Skip all pictures, then print the remaining material exactly.

-- Start of STORED RECORDS --

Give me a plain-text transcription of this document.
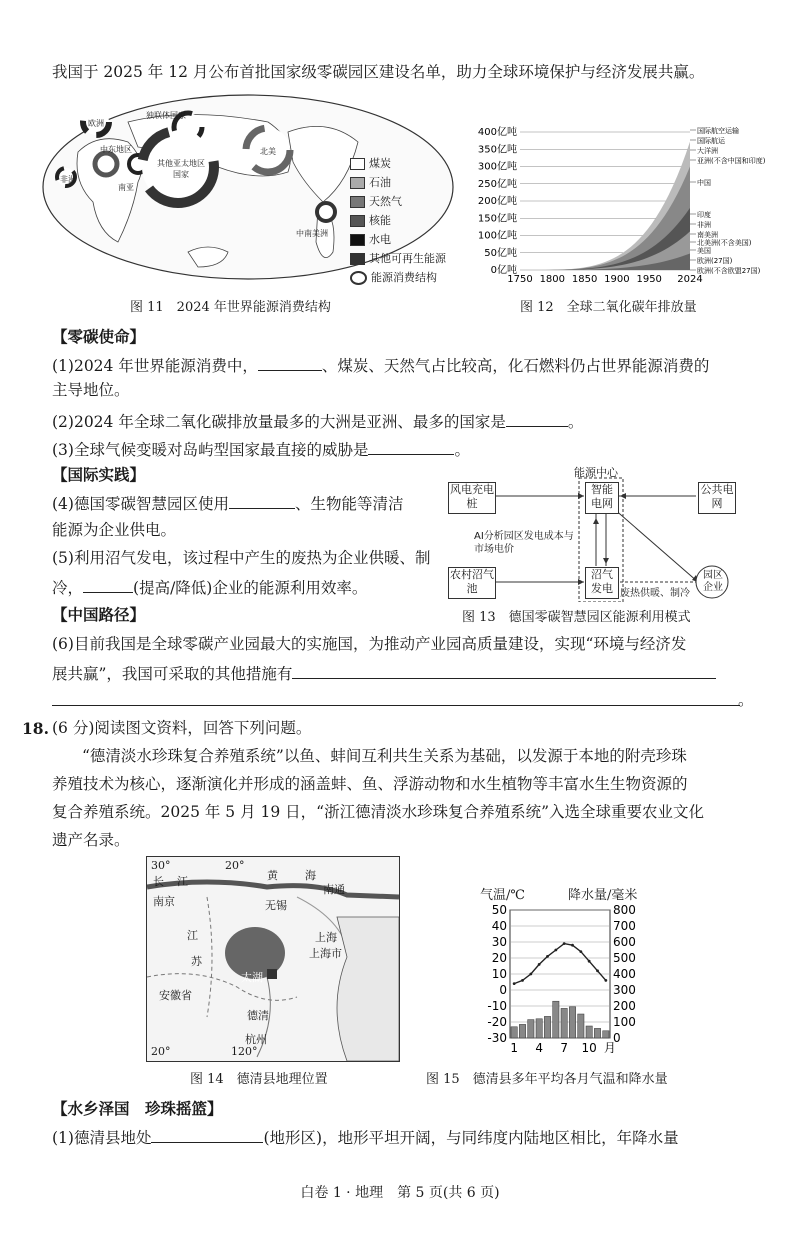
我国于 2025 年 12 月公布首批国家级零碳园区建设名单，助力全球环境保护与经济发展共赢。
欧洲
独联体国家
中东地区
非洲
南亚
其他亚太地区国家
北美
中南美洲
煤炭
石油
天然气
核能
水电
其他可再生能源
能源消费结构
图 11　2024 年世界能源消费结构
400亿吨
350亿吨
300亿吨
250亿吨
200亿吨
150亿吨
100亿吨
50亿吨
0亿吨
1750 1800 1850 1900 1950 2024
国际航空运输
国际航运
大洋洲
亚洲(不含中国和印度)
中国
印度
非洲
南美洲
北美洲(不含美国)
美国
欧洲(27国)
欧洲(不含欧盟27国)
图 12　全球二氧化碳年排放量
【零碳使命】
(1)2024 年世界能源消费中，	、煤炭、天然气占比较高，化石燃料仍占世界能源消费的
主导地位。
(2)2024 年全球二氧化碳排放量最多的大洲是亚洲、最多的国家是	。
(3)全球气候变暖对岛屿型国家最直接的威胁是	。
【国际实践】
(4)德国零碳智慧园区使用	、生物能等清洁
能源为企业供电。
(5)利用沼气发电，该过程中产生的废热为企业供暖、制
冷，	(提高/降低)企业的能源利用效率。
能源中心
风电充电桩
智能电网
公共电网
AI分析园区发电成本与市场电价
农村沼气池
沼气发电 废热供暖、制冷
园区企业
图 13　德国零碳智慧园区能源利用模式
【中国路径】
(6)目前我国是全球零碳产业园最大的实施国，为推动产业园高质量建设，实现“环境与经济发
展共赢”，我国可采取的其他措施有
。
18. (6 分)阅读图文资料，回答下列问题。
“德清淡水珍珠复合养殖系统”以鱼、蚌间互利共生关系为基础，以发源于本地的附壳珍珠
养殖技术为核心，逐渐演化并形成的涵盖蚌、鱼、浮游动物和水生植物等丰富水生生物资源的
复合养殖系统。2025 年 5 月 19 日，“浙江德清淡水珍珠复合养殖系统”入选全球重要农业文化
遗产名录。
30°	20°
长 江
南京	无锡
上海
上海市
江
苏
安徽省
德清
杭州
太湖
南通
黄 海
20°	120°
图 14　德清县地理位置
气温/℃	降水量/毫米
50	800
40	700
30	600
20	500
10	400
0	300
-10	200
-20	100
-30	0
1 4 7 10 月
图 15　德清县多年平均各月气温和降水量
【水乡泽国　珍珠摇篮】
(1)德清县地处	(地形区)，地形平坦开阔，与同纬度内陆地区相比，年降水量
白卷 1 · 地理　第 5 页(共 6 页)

-- End of STORED RECORDS --

- RESULT BELOW:
Give me a plain-text transcription of this document.
我国于 2025 年 12 月公布首批国家级零碳园区建设名单，助力全球环境保护与经济发展共赢。
欧洲
独联体国家
中东地区
非洲
南亚
其他亚太地区国家
北美
中南美洲
煤炭
石油
天然气
核能
水电
其他可再生能源
能源消费结构
图 11　2024 年世界能源消费结构
400亿吨
350亿吨
300亿吨
250亿吨
200亿吨
150亿吨
100亿吨
50亿吨
0亿吨
1750 1800 1850 1900 1950 2024
国际航空运输
国际航运
大洋洲
亚洲(不含中国和印度)
中国
印度
非洲
南美洲
北美洲(不含美国)
美国
欧洲(27国)
欧洲(不含欧盟27国)
图 12　全球二氧化碳年排放量
【零碳使命】
(1)2024 年世界能源消费中，	、煤炭、天然气占比较高，化石燃料仍占世界能源消费的
主导地位。
(2)2024 年全球二氧化碳排放量最多的大洲是亚洲、最多的国家是	。
(3)全球气候变暖对岛屿型国家最直接的威胁是	。
【国际实践】
(4)德国零碳智慧园区使用	、生物能等清洁
能源为企业供电。
(5)利用沼气发电，该过程中产生的废热为企业供暖、制
冷，	(提高/降低)企业的能源利用效率。
能源中心
风电充电桩
智能电网
公共电网
AI分析园区发电成本与市场电价
农村沼气池
沼气发电 废热供暖、制冷
园区企业
图 13　德国零碳智慧园区能源利用模式
【中国路径】
(6)目前我国是全球零碳产业园最大的实施国，为推动产业园高质量建设，实现“环境与经济发
展共赢”，我国可采取的其他措施有
。
18. (6 分)阅读图文资料，回答下列问题。
“德清淡水珍珠复合养殖系统”以鱼、蚌间互利共生关系为基础，以发源于本地的附壳珍珠
养殖技术为核心，逐渐演化并形成的涵盖蚌、鱼、浮游动物和水生植物等丰富水生生物资源的
复合养殖系统。2025 年 5 月 19 日，“浙江德清淡水珍珠复合养殖系统”入选全球重要农业文化
遗产名录。
30°	20°
长 江
南京	无锡
上海
上海市
江
苏
安徽省
德清
杭州
太湖
南通
黄 海
20°	120°
图 14　德清县地理位置
气温/℃	降水量/毫米
50	800
40	700
30	600
20	500
10	400
0	300
-10	200
-20	100
-30	0
1 4 7 10 月
图 15　德清县多年平均各月气温和降水量
【水乡泽国　珍珠摇篮】
(1)德清县地处	(地形区)，地形平坦开阔，与同纬度内陆地区相比，年降水量
白卷 1 · 地理　第 5 页(共 6 页)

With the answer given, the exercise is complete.